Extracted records
------------------------------------

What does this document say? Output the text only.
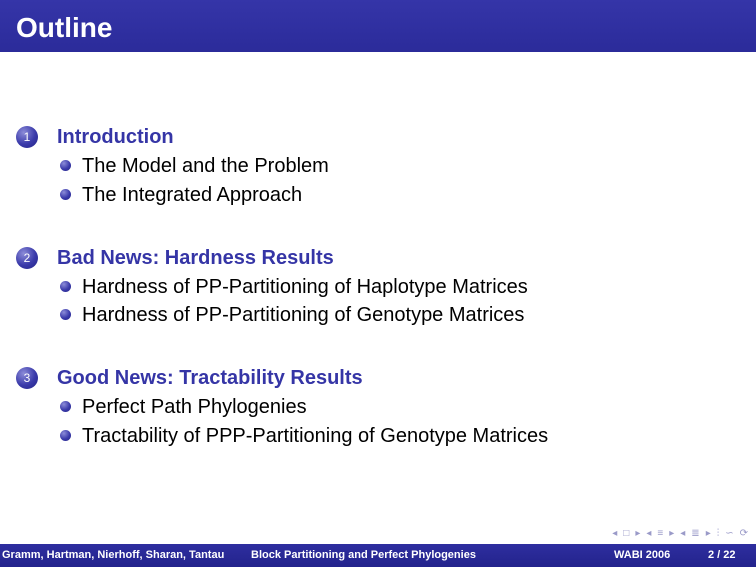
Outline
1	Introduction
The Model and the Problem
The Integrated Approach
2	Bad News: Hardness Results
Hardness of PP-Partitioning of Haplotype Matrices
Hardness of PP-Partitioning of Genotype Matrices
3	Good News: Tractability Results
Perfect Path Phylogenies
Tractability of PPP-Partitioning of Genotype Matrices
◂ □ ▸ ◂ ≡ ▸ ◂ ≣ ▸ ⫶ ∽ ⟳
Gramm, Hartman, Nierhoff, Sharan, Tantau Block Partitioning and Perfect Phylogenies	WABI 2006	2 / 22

------------------------------------

§ TASK OBJECTIVE
Leave out the pictures and print every line of the data exactly.

§ FULL ANSWER
What does this document say? Output the text only.
Outline
1	Introduction
The Model and the Problem
The Integrated Approach
2	Bad News: Hardness Results
Hardness of PP-Partitioning of Haplotype Matrices
Hardness of PP-Partitioning of Genotype Matrices
3	Good News: Tractability Results
Perfect Path Phylogenies
Tractability of PPP-Partitioning of Genotype Matrices
◂ □ ▸ ◂ ≡ ▸ ◂ ≣ ▸ ⫶ ∽ ⟳
Gramm, Hartman, Nierhoff, Sharan, Tantau Block Partitioning and Perfect Phylogenies	WABI 2006	2 / 22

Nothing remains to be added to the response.